## Stated task
Without the pictures, give the entries below again exactly as written.

## Stored dataset items
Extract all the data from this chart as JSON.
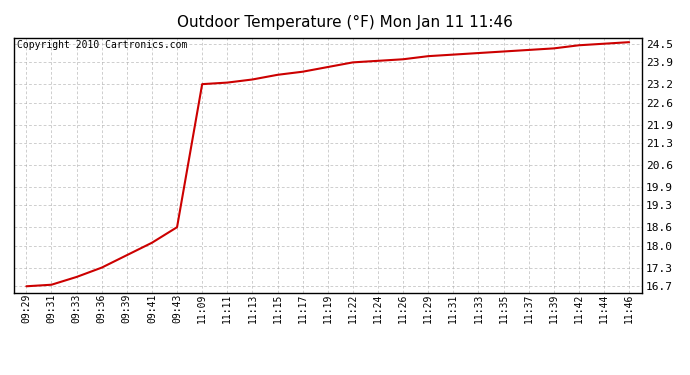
{
  "title": "Outdoor Temperature (°F) Mon Jan 11 11:46",
  "copyright_text": "Copyright 2010 Cartronics.com",
  "line_color": "#cc0000",
  "background_color": "#ffffff",
  "plot_bg_color": "#ffffff",
  "grid_color": "#aaaaaa",
  "border_color": "#000000",
  "yticks": [
    16.7,
    17.3,
    18.0,
    18.6,
    19.3,
    19.9,
    20.6,
    21.3,
    21.9,
    22.6,
    23.2,
    23.9,
    24.5
  ],
  "ylim": [
    16.5,
    24.7
  ],
  "xtick_labels": [
    "09:29",
    "09:31",
    "09:33",
    "09:36",
    "09:39",
    "09:41",
    "09:43",
    "11:09",
    "11:11",
    "11:13",
    "11:15",
    "11:17",
    "11:19",
    "11:22",
    "11:24",
    "11:26",
    "11:29",
    "11:31",
    "11:33",
    "11:35",
    "11:37",
    "11:39",
    "11:42",
    "11:44",
    "11:46"
  ],
  "x_values": [
    0,
    1,
    2,
    3,
    4,
    5,
    6,
    7,
    8,
    9,
    10,
    11,
    12,
    13,
    14,
    15,
    16,
    17,
    18,
    19,
    20,
    21,
    22,
    23,
    24
  ],
  "y_values": [
    16.7,
    16.75,
    17.0,
    17.3,
    17.7,
    18.1,
    18.6,
    23.2,
    23.25,
    23.35,
    23.5,
    23.6,
    23.75,
    23.9,
    23.95,
    24.0,
    24.1,
    24.15,
    24.2,
    24.25,
    24.3,
    24.35,
    24.45,
    24.5,
    24.55
  ],
  "title_fontsize": 11,
  "tick_fontsize": 7,
  "ytick_fontsize": 8,
  "copyright_fontsize": 7,
  "figwidth": 6.9,
  "figheight": 3.75,
  "dpi": 100
}
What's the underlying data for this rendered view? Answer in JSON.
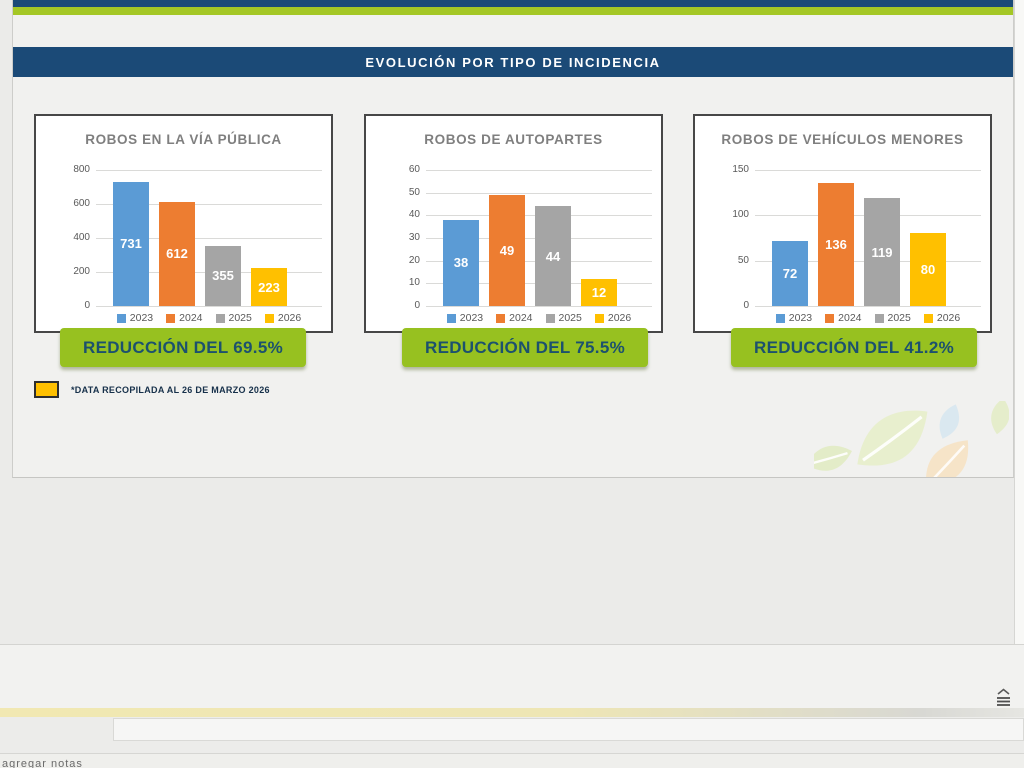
{
  "banner": {
    "title": "EVOLUCIÓN POR TIPO DE INCIDENCIA",
    "bg_color": "#1b4a77",
    "text_color": "#ffffff"
  },
  "theme": {
    "top_bar_color": "#1b4a77",
    "stripe_color": "#a4c725",
    "badge_color": "#97c120",
    "badge_text_color": "#1c516e",
    "series_colors": [
      "#5B9BD5",
      "#ED7D31",
      "#A5A5A5",
      "#FFC000"
    ]
  },
  "chart_data": [
    {
      "type": "bar",
      "title": "ROBOS EN LA VÍA PÚBLICA",
      "categories": [
        "2023",
        "2024",
        "2025",
        "2026"
      ],
      "values": [
        731,
        612,
        355,
        223
      ],
      "ylim": [
        0,
        800
      ],
      "yticks": [
        0,
        200,
        400,
        600,
        800
      ],
      "xlabel": "",
      "ylabel": "",
      "grid": true,
      "legend_position": "bottom",
      "reduction_label": "REDUCCIÓN DEL 69.5%"
    },
    {
      "type": "bar",
      "title": "ROBOS DE AUTOPARTES",
      "categories": [
        "2023",
        "2024",
        "2025",
        "2026"
      ],
      "values": [
        38,
        49,
        44,
        12
      ],
      "ylim": [
        0,
        60
      ],
      "yticks": [
        0,
        10,
        20,
        30,
        40,
        50,
        60
      ],
      "xlabel": "",
      "ylabel": "",
      "grid": true,
      "legend_position": "bottom",
      "reduction_label": "REDUCCIÓN DEL 75.5%"
    },
    {
      "type": "bar",
      "title": "ROBOS DE VEHÍCULOS MENORES",
      "categories": [
        "2023",
        "2024",
        "2025",
        "2026"
      ],
      "values": [
        72,
        136,
        119,
        80
      ],
      "ylim": [
        0,
        150
      ],
      "yticks": [
        0,
        50,
        100,
        150
      ],
      "xlabel": "",
      "ylabel": "",
      "grid": true,
      "legend_position": "bottom",
      "reduction_label": "REDUCCIÓN DEL 41.2%"
    }
  ],
  "footnote": {
    "text": "*DATA RECOPILADA AL 26 DE MARZO 2026",
    "swatch_color": "#FFC000"
  },
  "bottom_ui": {
    "notes_hint_fragment": "agregar notas",
    "collapse_icon": "chevron-up-lines-icon"
  }
}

## Response to this exercise
Extract all the data from this chart as JSON.
{
  "title": "Outdoor Temperature (°F) Mon Jan 11 11:46",
  "copyright_text": "Copyright 2010 Cartronics.com",
  "line_color": "#cc0000",
  "background_color": "#ffffff",
  "plot_bg_color": "#ffffff",
  "grid_color": "#aaaaaa",
  "border_color": "#000000",
  "yticks": [
    16.7,
    17.3,
    18.0,
    18.6,
    19.3,
    19.9,
    20.6,
    21.3,
    21.9,
    22.6,
    23.2,
    23.9,
    24.5
  ],
  "ylim": [
    16.5,
    24.7
  ],
  "xtick_labels": [
    "09:29",
    "09:31",
    "09:33",
    "09:36",
    "09:39",
    "09:41",
    "09:43",
    "11:09",
    "11:11",
    "11:13",
    "11:15",
    "11:17",
    "11:19",
    "11:22",
    "11:24",
    "11:26",
    "11:29",
    "11:31",
    "11:33",
    "11:35",
    "11:37",
    "11:39",
    "11:42",
    "11:44",
    "11:46"
  ],
  "x_values": [
    0,
    1,
    2,
    3,
    4,
    5,
    6,
    7,
    8,
    9,
    10,
    11,
    12,
    13,
    14,
    15,
    16,
    17,
    18,
    19,
    20,
    21,
    22,
    23,
    24
  ],
  "y_values": [
    16.7,
    16.75,
    17.0,
    17.3,
    17.7,
    18.1,
    18.6,
    23.2,
    23.25,
    23.35,
    23.5,
    23.6,
    23.75,
    23.9,
    23.95,
    24.0,
    24.1,
    24.15,
    24.2,
    24.25,
    24.3,
    24.35,
    24.45,
    24.5,
    24.55
  ],
  "title_fontsize": 11,
  "tick_fontsize": 7,
  "ytick_fontsize": 8,
  "copyright_fontsize": 7,
  "figwidth": 6.9,
  "figheight": 3.75,
  "dpi": 100
}
What's the underlying data for this rendered view? Answer in JSON.
{
  "banner": {
    "title": "EVOLUCIÓN POR TIPO DE INCIDENCIA",
    "bg_color": "#1b4a77",
    "text_color": "#ffffff"
  },
  "theme": {
    "top_bar_color": "#1b4a77",
    "stripe_color": "#a4c725",
    "badge_color": "#97c120",
    "badge_text_color": "#1c516e",
    "series_colors": [
      "#5B9BD5",
      "#ED7D31",
      "#A5A5A5",
      "#FFC000"
    ]
  },
  "chart_data": [
    {
      "type": "bar",
      "title": "ROBOS EN LA VÍA PÚBLICA",
      "categories": [
        "2023",
        "2024",
        "2025",
        "2026"
      ],
      "values": [
        731,
        612,
        355,
        223
      ],
      "ylim": [
        0,
        800
      ],
      "yticks": [
        0,
        200,
        400,
        600,
        800
      ],
      "xlabel": "",
      "ylabel": "",
      "grid": true,
      "legend_position": "bottom",
      "reduction_label": "REDUCCIÓN DEL 69.5%"
    },
    {
      "type": "bar",
      "title": "ROBOS DE AUTOPARTES",
      "categories": [
        "2023",
        "2024",
        "2025",
        "2026"
      ],
      "values": [
        38,
        49,
        44,
        12
      ],
      "ylim": [
        0,
        60
      ],
      "yticks": [
        0,
        10,
        20,
        30,
        40,
        50,
        60
      ],
      "xlabel": "",
      "ylabel": "",
      "grid": true,
      "legend_position": "bottom",
      "reduction_label": "REDUCCIÓN DEL 75.5%"
    },
    {
      "type": "bar",
      "title": "ROBOS DE VEHÍCULOS MENORES",
      "categories": [
        "2023",
        "2024",
        "2025",
        "2026"
      ],
      "values": [
        72,
        136,
        119,
        80
      ],
      "ylim": [
        0,
        150
      ],
      "yticks": [
        0,
        50,
        100,
        150
      ],
      "xlabel": "",
      "ylabel": "",
      "grid": true,
      "legend_position": "bottom",
      "reduction_label": "REDUCCIÓN DEL 41.2%"
    }
  ],
  "footnote": {
    "text": "*DATA RECOPILADA AL 26 DE MARZO 2026",
    "swatch_color": "#FFC000"
  },
  "bottom_ui": {
    "notes_hint_fragment": "agregar notas",
    "collapse_icon": "chevron-up-lines-icon"
  }
}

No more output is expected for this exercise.